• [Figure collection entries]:
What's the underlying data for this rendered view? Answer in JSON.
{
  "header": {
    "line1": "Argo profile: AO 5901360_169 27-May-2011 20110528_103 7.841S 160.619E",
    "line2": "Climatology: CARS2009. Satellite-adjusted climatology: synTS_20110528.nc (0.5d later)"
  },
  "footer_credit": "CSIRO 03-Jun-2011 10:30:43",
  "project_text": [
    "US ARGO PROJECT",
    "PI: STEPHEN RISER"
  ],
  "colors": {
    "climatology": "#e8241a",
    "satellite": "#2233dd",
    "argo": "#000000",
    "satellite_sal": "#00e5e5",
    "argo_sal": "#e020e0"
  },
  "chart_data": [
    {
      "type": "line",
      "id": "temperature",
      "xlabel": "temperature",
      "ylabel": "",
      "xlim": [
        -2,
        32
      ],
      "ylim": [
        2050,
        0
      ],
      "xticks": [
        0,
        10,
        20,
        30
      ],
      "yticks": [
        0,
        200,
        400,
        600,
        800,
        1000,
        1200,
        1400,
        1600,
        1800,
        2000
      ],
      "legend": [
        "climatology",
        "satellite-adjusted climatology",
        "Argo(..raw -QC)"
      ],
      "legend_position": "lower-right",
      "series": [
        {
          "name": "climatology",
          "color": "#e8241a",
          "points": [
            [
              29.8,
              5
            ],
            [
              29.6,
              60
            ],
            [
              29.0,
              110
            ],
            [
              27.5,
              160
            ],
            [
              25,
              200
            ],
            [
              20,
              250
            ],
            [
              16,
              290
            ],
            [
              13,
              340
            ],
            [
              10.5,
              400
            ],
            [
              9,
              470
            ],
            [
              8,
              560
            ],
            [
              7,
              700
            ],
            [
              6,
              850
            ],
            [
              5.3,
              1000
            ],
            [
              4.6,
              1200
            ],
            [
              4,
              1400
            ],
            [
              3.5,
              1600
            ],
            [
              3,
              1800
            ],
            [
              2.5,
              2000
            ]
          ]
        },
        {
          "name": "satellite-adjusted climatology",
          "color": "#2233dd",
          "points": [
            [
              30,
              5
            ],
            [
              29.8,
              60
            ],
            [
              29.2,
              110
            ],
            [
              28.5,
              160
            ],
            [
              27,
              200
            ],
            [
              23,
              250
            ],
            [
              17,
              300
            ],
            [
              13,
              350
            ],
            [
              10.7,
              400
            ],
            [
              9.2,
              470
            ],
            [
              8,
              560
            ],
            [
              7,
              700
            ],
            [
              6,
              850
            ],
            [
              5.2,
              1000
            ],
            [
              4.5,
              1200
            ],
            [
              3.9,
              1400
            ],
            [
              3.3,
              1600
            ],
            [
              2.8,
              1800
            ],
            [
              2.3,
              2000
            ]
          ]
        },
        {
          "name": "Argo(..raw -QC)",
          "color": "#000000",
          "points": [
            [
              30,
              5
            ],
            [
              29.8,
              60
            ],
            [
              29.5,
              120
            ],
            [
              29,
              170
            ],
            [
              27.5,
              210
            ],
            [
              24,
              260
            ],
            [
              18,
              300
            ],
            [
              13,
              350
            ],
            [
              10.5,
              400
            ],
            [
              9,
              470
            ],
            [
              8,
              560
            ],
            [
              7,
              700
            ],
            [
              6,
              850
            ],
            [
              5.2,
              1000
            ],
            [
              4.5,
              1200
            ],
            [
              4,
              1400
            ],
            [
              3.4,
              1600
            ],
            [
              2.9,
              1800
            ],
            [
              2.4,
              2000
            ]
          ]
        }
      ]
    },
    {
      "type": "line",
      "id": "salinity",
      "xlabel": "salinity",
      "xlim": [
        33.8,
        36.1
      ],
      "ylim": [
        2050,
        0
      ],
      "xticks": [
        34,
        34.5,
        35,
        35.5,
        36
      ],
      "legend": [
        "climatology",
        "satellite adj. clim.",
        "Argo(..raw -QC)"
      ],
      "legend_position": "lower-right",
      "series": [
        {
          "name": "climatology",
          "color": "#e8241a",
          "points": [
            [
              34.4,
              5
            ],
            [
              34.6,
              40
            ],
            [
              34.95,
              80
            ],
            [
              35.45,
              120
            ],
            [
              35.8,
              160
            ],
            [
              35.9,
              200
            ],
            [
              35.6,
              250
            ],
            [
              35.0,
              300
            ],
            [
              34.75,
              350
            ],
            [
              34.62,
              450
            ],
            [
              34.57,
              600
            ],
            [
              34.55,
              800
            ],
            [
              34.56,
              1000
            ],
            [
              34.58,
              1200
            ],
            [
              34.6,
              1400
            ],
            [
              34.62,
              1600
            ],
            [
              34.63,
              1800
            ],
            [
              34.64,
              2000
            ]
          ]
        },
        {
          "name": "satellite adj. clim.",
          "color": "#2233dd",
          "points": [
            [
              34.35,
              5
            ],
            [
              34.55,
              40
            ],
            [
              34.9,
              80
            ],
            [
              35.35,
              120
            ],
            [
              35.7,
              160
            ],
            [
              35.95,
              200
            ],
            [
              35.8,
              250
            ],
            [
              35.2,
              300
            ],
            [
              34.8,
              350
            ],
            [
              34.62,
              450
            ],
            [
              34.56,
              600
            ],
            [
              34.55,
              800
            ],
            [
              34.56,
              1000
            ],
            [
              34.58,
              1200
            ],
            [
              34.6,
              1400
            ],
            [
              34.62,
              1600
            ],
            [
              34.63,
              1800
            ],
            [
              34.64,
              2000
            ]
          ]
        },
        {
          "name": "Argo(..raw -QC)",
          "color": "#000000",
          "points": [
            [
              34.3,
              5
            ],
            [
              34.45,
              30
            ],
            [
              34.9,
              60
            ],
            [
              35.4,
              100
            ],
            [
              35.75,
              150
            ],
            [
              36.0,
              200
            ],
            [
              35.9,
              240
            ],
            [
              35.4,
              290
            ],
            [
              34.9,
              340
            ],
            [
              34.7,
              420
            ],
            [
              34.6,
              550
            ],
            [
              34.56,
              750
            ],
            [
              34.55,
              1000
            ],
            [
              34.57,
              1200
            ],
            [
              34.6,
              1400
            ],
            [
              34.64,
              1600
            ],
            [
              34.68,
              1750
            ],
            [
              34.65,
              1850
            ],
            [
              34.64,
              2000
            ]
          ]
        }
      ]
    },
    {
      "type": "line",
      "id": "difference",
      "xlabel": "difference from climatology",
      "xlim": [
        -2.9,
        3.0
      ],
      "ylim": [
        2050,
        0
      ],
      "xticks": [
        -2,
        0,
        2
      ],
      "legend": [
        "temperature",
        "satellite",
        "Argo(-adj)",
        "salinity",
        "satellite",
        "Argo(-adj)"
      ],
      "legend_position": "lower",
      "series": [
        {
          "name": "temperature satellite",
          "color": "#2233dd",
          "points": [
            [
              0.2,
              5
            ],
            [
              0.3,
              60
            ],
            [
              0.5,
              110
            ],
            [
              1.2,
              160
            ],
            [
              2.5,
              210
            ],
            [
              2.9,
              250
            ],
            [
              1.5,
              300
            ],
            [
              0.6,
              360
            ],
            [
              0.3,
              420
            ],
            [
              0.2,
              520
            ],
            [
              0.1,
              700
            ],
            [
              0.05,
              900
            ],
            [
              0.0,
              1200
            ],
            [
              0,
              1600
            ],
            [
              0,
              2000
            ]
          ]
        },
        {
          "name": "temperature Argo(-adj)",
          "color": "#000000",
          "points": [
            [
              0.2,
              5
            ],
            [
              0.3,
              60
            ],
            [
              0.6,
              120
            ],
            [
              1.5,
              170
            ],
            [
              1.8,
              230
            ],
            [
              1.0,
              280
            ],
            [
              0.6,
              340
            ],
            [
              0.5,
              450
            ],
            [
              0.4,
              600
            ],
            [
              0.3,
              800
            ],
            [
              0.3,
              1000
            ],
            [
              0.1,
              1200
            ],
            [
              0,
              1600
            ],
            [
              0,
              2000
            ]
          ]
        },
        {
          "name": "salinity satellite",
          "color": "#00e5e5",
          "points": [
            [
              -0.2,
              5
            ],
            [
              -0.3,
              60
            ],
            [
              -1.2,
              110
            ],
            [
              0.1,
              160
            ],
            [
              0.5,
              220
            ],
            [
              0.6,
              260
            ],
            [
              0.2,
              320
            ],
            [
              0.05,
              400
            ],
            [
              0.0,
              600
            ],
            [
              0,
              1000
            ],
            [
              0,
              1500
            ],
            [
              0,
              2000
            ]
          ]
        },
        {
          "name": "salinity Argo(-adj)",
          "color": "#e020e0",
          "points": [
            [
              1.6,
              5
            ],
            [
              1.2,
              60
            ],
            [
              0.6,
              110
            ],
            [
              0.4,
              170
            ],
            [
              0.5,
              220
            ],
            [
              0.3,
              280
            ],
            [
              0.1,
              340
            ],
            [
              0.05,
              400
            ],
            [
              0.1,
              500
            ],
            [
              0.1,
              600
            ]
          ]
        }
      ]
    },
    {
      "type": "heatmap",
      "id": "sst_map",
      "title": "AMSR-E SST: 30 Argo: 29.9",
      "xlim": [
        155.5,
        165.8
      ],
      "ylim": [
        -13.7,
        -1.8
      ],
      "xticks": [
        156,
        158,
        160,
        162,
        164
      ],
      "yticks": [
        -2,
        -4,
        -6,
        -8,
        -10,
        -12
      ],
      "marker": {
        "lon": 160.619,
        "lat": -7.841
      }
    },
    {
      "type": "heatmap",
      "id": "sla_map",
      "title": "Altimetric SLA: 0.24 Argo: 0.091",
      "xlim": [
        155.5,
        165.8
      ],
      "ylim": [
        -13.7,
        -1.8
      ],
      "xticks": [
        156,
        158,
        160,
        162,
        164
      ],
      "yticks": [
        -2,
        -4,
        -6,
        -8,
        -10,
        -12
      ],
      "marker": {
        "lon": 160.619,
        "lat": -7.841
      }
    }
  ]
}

• [SET TASK]: Tally the lines in the listing that hold "xlabel" and report the number alone.

• [EXERCISE RESPONSE]: 3